■ **Work to do**: Return the lines below unchanged, beginning with the first line and stopping after the line that contains "data-label: 1355 (166, 705, 173, 726)".

··· Records for this exercise

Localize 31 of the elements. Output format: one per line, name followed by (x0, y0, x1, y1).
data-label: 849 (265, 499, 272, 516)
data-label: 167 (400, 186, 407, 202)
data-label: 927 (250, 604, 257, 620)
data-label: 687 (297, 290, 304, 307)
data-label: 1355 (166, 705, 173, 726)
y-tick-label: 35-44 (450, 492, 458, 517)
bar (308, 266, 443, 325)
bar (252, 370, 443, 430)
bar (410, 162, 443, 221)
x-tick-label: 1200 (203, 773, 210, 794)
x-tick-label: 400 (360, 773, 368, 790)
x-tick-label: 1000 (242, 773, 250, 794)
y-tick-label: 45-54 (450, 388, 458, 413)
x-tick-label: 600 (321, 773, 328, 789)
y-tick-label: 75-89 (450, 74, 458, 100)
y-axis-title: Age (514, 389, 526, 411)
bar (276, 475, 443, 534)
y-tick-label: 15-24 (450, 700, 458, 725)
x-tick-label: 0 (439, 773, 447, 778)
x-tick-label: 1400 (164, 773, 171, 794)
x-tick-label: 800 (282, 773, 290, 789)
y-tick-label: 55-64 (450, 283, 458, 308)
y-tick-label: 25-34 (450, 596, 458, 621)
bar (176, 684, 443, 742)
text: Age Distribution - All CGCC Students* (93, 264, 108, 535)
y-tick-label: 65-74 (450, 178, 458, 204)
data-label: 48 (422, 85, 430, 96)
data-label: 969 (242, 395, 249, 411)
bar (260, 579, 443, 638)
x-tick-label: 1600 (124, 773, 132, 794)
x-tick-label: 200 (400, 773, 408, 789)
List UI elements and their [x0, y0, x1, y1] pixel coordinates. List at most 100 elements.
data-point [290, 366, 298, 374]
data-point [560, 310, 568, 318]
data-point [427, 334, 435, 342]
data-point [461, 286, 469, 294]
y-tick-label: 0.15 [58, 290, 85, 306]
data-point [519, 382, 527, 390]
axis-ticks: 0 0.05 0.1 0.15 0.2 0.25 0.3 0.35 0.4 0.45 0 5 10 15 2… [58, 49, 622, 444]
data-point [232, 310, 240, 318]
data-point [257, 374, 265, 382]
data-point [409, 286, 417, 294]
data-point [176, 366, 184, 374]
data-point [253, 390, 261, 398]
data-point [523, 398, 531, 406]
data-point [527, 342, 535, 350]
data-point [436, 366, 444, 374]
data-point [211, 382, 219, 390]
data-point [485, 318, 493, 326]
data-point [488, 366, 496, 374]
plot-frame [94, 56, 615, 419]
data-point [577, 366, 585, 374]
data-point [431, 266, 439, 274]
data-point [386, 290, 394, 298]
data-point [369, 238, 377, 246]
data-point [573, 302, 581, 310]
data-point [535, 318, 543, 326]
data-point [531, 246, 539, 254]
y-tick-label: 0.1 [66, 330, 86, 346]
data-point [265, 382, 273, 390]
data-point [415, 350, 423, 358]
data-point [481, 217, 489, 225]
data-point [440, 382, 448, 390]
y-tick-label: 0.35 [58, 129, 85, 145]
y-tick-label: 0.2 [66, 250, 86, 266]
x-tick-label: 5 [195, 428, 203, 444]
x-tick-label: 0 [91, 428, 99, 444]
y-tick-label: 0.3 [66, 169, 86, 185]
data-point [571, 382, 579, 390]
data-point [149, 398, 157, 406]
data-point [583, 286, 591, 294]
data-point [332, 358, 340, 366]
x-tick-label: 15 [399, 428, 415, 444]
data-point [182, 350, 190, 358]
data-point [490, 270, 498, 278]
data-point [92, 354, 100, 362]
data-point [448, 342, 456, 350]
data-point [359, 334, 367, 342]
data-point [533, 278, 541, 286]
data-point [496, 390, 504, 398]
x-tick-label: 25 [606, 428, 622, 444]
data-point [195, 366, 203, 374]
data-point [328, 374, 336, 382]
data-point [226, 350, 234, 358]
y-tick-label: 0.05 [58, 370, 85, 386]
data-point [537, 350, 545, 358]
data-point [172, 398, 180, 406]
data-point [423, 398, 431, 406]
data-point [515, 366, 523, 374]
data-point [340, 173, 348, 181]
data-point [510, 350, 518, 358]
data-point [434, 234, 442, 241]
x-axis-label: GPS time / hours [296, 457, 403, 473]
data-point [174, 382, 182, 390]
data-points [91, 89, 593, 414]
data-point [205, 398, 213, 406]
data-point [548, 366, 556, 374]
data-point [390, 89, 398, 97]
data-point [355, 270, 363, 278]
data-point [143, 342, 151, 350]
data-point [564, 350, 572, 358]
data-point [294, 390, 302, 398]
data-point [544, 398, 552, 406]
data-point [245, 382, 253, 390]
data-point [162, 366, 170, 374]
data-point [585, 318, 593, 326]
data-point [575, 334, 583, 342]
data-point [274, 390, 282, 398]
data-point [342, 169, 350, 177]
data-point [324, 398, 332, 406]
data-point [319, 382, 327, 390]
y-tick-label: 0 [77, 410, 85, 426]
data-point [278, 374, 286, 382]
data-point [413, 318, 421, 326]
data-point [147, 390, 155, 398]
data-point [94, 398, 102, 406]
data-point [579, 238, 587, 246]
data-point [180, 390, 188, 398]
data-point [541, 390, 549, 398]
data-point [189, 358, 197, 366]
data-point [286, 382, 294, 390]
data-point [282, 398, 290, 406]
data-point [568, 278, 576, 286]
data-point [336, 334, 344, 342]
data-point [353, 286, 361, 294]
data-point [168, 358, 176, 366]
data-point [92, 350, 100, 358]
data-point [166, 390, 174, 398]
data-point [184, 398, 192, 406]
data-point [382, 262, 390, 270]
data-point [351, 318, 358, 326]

······

■ **Reply to the exercise**:
Localize 31 of the elements. Output format: one per line, name followed by (x0, y0, x1, y1).
data-label: 849 (265, 499, 272, 516)
data-label: 167 (400, 186, 407, 202)
data-label: 927 (250, 604, 257, 620)
data-label: 687 (297, 290, 304, 307)
data-label: 1355 (166, 705, 173, 726)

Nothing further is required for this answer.